» RECORDS PROVIDED:
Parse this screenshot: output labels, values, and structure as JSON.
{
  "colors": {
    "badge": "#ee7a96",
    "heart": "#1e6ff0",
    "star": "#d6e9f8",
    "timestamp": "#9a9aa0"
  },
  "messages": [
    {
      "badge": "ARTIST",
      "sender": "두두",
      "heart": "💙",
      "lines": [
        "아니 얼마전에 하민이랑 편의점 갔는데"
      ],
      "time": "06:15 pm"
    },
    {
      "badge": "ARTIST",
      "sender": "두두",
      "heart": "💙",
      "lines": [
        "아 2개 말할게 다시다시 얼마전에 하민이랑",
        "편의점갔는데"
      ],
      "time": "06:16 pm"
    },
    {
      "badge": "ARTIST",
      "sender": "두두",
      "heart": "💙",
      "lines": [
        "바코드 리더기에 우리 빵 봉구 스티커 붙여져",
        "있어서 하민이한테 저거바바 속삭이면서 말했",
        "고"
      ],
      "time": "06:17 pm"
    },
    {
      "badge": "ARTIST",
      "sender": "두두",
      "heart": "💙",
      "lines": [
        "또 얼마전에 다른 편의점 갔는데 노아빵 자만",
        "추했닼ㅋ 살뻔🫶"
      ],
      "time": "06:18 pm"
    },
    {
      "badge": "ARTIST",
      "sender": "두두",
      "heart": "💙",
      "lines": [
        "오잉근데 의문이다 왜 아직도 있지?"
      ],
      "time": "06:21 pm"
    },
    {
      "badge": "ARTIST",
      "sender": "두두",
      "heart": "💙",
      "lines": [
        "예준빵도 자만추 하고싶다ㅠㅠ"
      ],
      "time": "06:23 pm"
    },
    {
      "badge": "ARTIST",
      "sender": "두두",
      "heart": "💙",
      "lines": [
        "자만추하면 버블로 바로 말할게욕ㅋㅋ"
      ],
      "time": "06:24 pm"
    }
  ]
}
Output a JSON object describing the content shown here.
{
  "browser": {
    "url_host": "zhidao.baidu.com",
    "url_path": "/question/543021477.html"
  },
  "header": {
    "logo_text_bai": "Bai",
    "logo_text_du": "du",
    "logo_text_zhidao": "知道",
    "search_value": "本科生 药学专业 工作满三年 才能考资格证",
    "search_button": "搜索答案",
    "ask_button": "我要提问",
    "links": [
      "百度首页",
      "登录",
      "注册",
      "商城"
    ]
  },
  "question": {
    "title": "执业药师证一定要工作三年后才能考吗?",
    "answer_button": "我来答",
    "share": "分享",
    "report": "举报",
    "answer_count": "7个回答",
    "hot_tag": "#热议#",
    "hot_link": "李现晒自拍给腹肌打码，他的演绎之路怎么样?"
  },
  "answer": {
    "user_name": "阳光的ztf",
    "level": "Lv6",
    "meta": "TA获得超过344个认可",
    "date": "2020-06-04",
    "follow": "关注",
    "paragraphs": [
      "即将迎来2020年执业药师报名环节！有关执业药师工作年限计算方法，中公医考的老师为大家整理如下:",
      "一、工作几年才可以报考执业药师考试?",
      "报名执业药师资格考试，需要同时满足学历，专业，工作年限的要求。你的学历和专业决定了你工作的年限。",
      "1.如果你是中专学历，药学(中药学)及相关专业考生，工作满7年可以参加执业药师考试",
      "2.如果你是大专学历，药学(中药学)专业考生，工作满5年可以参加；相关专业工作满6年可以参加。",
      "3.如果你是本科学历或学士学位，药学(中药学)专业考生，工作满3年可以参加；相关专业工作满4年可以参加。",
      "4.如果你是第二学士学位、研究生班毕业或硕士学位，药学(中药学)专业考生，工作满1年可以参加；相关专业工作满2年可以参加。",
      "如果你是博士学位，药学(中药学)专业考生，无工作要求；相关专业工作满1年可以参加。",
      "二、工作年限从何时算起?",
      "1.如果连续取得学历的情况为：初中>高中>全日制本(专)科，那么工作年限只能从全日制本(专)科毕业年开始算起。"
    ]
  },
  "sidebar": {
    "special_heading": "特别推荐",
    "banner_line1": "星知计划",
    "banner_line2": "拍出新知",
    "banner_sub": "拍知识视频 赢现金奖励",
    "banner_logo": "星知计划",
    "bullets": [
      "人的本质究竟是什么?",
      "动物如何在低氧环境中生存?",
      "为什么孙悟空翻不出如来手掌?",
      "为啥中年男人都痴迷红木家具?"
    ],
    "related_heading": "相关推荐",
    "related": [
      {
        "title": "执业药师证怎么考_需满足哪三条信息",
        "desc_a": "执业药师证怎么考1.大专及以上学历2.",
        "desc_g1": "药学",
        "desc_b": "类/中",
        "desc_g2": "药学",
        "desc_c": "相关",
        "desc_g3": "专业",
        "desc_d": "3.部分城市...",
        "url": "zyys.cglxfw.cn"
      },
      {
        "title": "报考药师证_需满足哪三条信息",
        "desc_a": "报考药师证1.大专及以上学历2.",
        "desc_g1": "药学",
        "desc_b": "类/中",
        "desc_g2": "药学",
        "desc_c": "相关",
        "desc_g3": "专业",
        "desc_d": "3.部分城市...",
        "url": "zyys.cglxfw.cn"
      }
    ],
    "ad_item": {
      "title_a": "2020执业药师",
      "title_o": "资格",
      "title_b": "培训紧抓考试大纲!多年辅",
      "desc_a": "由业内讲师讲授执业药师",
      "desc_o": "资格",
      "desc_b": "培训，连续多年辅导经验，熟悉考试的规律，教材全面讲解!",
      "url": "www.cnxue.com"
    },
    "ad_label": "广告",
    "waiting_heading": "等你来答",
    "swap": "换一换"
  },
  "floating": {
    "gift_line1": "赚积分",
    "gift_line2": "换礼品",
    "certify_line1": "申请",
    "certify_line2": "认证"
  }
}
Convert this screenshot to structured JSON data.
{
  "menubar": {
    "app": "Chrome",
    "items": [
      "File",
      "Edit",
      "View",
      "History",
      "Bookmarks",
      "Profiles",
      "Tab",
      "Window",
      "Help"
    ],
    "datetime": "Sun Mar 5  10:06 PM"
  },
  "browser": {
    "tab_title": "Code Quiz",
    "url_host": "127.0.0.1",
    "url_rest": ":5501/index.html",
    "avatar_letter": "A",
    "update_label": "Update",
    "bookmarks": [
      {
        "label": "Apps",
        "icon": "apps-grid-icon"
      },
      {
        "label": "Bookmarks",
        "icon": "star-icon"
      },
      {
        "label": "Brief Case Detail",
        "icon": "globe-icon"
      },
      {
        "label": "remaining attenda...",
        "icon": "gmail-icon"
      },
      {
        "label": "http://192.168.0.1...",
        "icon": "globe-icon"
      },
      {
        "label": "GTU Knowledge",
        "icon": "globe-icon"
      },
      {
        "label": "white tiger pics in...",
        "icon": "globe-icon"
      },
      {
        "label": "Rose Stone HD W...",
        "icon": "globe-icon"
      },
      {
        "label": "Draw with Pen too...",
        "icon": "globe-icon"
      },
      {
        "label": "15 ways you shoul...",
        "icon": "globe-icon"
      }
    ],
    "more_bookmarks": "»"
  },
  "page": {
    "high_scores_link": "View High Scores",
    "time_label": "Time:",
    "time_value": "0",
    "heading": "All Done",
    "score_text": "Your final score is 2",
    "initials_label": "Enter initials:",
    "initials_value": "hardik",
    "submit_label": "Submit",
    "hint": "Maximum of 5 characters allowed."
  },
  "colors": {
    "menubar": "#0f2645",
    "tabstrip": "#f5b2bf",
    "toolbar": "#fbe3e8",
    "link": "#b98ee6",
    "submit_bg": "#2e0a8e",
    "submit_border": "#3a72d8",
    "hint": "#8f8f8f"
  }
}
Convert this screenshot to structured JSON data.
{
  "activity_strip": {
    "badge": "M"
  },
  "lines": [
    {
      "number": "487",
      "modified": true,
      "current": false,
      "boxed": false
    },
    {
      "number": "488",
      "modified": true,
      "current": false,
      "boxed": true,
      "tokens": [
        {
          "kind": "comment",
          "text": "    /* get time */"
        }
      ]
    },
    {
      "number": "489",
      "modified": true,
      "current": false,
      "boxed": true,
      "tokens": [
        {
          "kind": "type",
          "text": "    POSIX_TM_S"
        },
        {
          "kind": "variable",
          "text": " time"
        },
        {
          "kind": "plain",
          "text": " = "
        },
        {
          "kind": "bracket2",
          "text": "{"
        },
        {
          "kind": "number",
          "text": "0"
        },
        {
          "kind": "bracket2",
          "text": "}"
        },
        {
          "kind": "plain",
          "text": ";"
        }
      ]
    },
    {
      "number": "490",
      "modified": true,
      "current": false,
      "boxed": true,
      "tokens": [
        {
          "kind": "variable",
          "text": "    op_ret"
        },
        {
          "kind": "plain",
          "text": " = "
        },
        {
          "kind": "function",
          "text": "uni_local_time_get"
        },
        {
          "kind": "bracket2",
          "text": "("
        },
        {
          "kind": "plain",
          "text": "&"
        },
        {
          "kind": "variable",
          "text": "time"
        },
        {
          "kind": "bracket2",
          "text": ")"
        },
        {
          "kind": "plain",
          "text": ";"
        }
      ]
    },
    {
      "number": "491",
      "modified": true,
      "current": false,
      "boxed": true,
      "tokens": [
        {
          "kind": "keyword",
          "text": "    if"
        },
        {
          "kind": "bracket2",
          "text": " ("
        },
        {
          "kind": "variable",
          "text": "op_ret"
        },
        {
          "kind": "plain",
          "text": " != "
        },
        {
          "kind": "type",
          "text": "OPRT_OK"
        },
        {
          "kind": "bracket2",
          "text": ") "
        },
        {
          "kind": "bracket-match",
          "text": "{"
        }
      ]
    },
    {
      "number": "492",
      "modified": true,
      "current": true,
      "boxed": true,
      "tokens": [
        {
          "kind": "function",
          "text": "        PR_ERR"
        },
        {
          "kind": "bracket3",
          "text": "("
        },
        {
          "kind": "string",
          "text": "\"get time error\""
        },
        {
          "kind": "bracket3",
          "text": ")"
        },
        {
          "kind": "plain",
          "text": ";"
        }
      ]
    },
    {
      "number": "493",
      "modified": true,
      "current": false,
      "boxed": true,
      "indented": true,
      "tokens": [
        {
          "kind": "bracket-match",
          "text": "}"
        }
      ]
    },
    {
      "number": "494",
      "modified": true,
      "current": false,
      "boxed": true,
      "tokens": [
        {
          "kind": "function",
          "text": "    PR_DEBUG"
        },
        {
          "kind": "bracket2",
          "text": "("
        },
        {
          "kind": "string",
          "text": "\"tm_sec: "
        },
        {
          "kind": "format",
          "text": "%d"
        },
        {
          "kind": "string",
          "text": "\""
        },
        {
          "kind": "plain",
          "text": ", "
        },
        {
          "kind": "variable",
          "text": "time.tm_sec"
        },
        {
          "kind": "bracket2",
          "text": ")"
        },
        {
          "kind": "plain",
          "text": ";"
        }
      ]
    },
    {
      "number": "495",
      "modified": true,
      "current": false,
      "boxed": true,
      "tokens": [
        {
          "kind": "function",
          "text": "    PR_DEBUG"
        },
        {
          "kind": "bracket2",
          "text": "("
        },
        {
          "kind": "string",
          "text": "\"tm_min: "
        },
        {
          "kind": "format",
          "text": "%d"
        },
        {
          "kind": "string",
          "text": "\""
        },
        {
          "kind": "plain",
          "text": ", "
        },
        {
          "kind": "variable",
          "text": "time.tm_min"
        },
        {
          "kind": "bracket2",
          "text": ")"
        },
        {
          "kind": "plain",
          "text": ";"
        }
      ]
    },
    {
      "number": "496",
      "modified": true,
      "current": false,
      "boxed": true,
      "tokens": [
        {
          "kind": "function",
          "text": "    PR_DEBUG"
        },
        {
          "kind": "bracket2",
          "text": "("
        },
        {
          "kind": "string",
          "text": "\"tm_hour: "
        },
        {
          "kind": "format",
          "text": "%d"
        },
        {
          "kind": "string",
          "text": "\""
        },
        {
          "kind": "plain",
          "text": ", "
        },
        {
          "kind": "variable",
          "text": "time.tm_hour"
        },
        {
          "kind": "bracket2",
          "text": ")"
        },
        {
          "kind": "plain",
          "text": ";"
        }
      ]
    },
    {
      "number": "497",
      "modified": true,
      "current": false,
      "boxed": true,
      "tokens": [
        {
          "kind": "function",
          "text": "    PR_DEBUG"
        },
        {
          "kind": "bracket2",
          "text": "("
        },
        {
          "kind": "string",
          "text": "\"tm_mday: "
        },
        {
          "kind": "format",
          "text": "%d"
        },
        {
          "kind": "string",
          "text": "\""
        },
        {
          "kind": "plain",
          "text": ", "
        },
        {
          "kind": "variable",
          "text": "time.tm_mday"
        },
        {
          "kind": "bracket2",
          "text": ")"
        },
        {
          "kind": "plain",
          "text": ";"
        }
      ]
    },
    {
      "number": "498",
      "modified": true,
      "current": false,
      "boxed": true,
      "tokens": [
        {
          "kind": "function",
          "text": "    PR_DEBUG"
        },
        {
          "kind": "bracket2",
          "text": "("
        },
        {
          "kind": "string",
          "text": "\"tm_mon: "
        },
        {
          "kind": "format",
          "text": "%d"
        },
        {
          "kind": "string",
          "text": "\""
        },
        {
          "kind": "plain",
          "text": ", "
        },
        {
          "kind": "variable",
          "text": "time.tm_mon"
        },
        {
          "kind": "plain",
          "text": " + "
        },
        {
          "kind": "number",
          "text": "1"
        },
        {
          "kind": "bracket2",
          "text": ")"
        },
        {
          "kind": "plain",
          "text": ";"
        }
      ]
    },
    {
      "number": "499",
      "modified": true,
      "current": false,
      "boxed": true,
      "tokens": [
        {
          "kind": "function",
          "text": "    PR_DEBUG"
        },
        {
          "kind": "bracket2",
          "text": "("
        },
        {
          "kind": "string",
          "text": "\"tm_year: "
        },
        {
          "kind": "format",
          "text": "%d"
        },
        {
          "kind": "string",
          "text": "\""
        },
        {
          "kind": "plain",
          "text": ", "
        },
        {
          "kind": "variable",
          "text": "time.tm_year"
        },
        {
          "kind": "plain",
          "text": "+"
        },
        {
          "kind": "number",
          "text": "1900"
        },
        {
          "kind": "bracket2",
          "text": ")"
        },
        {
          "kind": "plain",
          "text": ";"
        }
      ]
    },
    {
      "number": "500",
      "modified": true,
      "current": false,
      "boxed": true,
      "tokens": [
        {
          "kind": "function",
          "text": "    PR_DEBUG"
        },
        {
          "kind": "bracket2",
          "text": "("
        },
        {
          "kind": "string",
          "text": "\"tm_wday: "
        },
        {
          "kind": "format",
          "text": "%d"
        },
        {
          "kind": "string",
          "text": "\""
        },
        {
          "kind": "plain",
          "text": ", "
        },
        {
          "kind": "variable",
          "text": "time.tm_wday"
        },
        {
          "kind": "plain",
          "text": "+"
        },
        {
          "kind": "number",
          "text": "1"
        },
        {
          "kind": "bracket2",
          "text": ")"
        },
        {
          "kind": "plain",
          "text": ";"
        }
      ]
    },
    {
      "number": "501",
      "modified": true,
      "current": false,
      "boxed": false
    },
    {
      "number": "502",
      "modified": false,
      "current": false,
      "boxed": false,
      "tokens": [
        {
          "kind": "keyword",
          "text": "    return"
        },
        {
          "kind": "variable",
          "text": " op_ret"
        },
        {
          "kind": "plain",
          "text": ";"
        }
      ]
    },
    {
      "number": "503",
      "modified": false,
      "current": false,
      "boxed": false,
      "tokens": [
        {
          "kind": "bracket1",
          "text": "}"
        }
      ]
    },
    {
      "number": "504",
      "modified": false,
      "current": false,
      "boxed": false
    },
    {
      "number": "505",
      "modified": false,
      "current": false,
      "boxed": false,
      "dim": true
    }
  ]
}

» WHAT IS ASKED: List each line of the records that holds the string "JSON".

» CORRECT OUTPUT:
Parse this screenshot: output labels, values, and structure as JSON.
Output a JSON object describing the content shown here.
Convert this screenshot to structured JSON data.
Convert this screenshot to structured JSON data.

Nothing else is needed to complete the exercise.